*WHAT THIS TASK INVOLVES*.
For the entries below, how many lines include the word "plant"? Give the figure and nothing more.

(Figure record extracts)
━━━━━━━━━━━━━━━━━━━━━━━━━━━━━━

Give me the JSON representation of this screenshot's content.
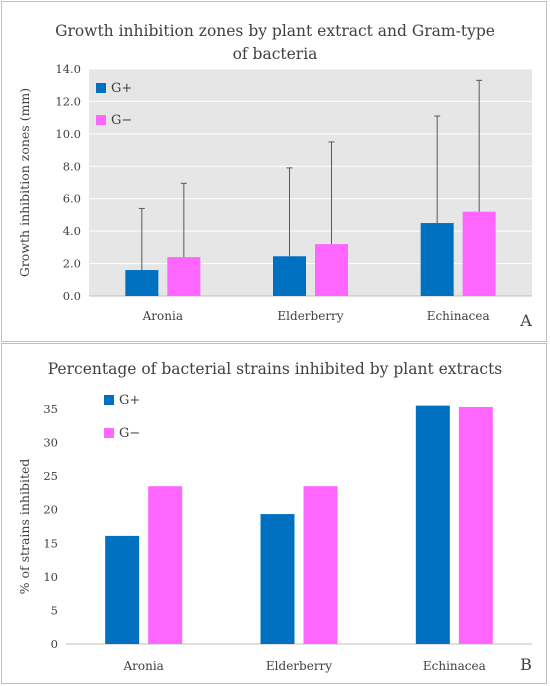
{
  "colors": {
    "gplus": "#0070c0",
    "gminus": "#ff66ff",
    "plot_bg": "#e6e6e6",
    "grid": "#ffffff",
    "error": "#595959"
  },
  "chart_data": [
    {
      "type": "bar",
      "title": "Growth inhibition zones by plant extract and Gram-type of bacteria",
      "title_lines": [
        "Growth inhibition zones by plant extract and Gram-type",
        "of bacteria"
      ],
      "ylabel": "Growth inhibition zones (mm)",
      "xlabel": "",
      "ylim": [
        0,
        14
      ],
      "yticks": [
        "0.0",
        "2.0",
        "4.0",
        "6.0",
        "8.0",
        "10.0",
        "12.0",
        "14.0"
      ],
      "categories": [
        "Aronia",
        "Elderberry",
        "Echinacea"
      ],
      "series": [
        {
          "name": "G+",
          "values": [
            1.6,
            2.45,
            4.5
          ],
          "error_upper": [
            5.4,
            7.9,
            11.1
          ]
        },
        {
          "name": "G−",
          "values": [
            2.4,
            3.2,
            5.2
          ],
          "error_upper": [
            6.95,
            9.5,
            13.3
          ]
        }
      ],
      "grid": true,
      "legend": "top-left",
      "panel_label": "A"
    },
    {
      "type": "bar",
      "title": "Percentage of bacterial strains inhibited by plant extracts",
      "ylabel": "% of strains inhibited",
      "xlabel": "",
      "ylim": [
        0,
        35
      ],
      "yticks": [
        "0",
        "5",
        "10",
        "15",
        "20",
        "25",
        "30",
        "35"
      ],
      "categories": [
        "Aronia",
        "Elderberry",
        "Echinacea"
      ],
      "series": [
        {
          "name": "G+",
          "values": [
            16.1,
            19.35,
            35.5
          ]
        },
        {
          "name": "G−",
          "values": [
            23.5,
            23.5,
            35.3
          ]
        }
      ],
      "grid": false,
      "legend": "top-left",
      "panel_label": "B"
    }
  ]
}
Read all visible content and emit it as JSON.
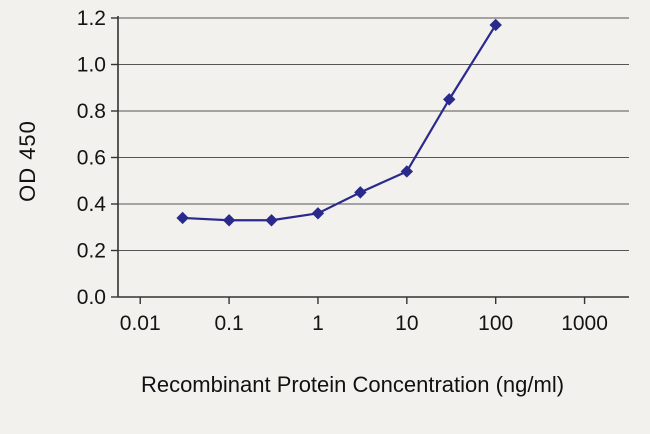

━━━━━━━━━━━━━━━━━━━━━━━━━━━━━━

*ANSWER BELOW*.
3